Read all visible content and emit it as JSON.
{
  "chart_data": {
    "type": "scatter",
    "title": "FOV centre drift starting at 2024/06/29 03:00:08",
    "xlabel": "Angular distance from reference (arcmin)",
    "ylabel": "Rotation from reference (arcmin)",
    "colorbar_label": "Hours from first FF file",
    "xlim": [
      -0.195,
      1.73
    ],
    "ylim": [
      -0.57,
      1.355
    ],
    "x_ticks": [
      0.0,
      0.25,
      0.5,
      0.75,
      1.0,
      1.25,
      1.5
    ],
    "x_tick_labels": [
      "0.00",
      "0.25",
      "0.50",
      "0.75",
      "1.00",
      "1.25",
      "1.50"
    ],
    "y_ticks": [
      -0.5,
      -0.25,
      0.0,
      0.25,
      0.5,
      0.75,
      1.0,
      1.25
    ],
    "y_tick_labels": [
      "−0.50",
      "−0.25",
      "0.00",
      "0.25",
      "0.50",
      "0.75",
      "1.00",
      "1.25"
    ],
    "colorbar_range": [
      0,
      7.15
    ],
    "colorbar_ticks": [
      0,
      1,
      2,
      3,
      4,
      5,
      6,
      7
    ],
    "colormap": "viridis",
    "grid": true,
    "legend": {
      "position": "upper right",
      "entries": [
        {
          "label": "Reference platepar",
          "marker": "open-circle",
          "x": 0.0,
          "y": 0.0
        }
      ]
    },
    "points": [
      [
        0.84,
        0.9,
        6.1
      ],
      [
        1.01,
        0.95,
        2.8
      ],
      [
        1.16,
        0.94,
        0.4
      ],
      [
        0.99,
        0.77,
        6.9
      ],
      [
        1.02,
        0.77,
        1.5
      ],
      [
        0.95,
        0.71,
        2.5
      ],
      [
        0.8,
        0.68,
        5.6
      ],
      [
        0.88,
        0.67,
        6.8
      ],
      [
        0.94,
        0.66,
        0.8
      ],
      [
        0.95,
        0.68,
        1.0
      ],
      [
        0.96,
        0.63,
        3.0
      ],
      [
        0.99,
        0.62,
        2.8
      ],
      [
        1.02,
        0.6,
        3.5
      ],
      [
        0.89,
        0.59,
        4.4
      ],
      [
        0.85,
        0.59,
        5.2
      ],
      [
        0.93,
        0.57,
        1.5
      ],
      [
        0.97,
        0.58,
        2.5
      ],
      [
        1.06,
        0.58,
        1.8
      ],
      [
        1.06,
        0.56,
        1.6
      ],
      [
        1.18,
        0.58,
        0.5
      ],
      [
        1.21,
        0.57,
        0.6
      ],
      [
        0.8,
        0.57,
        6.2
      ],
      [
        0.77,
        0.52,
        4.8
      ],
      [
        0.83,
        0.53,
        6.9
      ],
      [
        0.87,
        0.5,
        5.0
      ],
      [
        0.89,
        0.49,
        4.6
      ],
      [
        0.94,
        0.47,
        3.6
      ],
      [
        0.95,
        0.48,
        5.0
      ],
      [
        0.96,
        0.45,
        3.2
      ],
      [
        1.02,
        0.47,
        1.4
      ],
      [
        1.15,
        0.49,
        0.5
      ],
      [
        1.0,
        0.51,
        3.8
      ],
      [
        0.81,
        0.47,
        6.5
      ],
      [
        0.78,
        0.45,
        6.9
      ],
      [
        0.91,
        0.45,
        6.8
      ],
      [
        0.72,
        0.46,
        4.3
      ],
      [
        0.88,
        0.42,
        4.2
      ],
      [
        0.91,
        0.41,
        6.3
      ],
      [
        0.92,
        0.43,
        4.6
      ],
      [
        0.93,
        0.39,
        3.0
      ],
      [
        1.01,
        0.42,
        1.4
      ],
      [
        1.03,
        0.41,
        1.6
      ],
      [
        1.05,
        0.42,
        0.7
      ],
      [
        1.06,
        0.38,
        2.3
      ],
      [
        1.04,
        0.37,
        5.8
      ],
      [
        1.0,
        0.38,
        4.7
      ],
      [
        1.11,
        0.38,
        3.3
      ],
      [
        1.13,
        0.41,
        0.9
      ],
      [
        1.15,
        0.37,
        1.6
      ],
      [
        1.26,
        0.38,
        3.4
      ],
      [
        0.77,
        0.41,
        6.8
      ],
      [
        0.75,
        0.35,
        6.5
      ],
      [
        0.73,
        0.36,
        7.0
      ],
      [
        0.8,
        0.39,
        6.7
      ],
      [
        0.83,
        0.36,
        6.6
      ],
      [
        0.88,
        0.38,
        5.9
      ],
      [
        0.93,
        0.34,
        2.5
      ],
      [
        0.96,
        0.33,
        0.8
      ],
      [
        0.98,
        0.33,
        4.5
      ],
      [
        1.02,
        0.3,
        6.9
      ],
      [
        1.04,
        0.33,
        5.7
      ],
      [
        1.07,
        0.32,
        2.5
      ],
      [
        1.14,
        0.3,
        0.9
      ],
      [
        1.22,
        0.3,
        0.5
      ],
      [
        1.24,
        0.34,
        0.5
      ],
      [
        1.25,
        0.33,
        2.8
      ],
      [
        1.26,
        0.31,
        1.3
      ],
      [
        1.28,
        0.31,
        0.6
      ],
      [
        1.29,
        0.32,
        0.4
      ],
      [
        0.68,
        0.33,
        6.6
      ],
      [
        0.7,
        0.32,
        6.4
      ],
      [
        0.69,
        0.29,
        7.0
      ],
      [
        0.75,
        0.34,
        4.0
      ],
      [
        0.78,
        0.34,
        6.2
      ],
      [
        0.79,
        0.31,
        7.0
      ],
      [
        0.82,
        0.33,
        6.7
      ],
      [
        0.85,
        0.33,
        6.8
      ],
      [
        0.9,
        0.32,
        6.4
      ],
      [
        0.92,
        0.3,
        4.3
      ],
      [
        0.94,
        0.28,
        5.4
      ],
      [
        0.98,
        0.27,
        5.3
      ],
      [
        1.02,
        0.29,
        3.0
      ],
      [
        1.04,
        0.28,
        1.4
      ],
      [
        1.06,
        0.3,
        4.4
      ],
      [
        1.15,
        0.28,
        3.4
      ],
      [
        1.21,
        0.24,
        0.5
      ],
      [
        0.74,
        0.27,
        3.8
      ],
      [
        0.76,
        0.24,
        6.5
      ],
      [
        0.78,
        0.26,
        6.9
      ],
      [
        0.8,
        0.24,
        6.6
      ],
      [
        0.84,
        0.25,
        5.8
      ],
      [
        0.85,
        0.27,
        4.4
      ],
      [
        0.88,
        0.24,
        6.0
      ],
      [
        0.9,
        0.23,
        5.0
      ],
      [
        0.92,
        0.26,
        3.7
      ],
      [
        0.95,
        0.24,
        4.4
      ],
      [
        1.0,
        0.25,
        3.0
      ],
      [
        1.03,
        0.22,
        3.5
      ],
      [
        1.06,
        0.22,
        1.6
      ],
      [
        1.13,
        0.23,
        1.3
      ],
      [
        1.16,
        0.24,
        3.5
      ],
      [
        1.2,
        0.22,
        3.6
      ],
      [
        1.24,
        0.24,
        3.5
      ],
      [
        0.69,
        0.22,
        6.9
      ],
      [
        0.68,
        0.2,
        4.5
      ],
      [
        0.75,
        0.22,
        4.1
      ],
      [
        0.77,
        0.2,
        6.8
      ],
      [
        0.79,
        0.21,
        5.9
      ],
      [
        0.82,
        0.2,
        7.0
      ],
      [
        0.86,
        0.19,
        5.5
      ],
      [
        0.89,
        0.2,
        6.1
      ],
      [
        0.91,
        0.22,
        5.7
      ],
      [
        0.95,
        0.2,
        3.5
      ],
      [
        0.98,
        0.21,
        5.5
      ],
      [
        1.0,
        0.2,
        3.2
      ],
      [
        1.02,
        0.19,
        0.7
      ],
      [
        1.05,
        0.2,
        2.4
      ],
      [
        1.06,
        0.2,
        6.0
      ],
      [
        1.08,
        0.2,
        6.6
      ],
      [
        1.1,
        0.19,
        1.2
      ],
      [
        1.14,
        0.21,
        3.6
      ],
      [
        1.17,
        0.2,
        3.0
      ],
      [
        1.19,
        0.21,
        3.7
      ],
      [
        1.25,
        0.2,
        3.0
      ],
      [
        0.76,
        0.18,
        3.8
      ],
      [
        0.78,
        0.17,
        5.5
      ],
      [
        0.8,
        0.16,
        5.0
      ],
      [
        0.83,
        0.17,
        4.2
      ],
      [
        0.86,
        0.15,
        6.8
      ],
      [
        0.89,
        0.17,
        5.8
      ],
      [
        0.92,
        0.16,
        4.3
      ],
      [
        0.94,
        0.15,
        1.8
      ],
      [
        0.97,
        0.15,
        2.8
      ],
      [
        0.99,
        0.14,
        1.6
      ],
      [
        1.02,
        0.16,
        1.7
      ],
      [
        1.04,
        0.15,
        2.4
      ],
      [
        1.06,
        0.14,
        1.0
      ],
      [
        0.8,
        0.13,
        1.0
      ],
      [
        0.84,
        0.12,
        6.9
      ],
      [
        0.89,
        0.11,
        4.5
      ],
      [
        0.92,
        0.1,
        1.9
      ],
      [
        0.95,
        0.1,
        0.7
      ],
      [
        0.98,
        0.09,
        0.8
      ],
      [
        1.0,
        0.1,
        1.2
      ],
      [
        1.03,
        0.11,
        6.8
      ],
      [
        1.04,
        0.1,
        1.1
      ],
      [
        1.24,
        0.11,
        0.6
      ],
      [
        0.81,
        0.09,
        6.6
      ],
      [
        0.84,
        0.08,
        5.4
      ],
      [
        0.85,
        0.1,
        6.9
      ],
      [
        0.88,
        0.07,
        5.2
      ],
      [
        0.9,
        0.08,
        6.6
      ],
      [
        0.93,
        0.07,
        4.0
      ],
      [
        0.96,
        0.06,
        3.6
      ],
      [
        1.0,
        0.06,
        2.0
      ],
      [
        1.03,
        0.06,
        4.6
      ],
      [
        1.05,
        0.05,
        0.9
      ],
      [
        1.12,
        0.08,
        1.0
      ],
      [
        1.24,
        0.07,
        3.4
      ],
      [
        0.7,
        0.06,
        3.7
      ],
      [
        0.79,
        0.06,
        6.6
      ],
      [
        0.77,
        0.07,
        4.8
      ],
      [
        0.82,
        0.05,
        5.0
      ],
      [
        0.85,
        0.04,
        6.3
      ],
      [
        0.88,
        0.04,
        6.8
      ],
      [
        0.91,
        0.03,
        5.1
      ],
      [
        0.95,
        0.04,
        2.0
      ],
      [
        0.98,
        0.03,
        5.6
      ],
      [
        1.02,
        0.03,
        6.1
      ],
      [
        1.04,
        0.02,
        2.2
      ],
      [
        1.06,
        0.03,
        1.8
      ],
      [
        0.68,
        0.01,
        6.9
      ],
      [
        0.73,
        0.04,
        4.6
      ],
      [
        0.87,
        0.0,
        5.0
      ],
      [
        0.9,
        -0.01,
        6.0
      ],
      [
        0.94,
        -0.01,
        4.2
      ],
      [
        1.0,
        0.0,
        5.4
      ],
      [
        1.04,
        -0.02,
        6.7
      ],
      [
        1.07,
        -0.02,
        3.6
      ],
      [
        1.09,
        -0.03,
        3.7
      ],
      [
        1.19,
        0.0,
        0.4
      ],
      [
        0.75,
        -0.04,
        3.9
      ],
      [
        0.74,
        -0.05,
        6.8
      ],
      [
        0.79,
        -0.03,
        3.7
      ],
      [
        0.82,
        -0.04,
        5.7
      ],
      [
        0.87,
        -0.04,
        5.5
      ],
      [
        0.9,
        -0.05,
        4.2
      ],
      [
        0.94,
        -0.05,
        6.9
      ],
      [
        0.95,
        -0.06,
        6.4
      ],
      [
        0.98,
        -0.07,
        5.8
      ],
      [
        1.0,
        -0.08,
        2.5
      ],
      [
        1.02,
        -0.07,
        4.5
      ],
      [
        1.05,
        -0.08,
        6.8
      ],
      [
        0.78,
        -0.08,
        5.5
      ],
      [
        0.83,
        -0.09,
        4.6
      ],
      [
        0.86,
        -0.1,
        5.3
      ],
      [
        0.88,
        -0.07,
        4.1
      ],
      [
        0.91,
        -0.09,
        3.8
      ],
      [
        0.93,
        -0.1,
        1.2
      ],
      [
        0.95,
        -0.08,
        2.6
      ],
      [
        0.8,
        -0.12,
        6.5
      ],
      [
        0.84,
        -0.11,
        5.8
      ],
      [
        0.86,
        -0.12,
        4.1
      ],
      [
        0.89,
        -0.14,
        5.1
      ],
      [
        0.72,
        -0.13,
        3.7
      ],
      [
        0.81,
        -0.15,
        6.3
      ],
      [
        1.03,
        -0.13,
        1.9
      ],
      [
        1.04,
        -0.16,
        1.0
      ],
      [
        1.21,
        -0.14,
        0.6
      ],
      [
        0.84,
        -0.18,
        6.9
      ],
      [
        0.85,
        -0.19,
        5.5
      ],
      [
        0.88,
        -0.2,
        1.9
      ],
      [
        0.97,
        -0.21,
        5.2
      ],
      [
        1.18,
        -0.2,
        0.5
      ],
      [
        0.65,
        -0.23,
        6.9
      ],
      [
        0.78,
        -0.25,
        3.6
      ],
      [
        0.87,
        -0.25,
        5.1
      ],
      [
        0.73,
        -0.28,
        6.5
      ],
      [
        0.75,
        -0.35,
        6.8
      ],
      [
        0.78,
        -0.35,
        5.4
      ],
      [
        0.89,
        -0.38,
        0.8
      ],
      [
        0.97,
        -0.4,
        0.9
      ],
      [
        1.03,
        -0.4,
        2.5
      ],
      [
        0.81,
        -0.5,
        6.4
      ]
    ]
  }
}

— TASK DETAILS —
Give the number of lines in the listing above that hold the string "from", with nothing else.

— RESPONSE TO THIS TASK —
3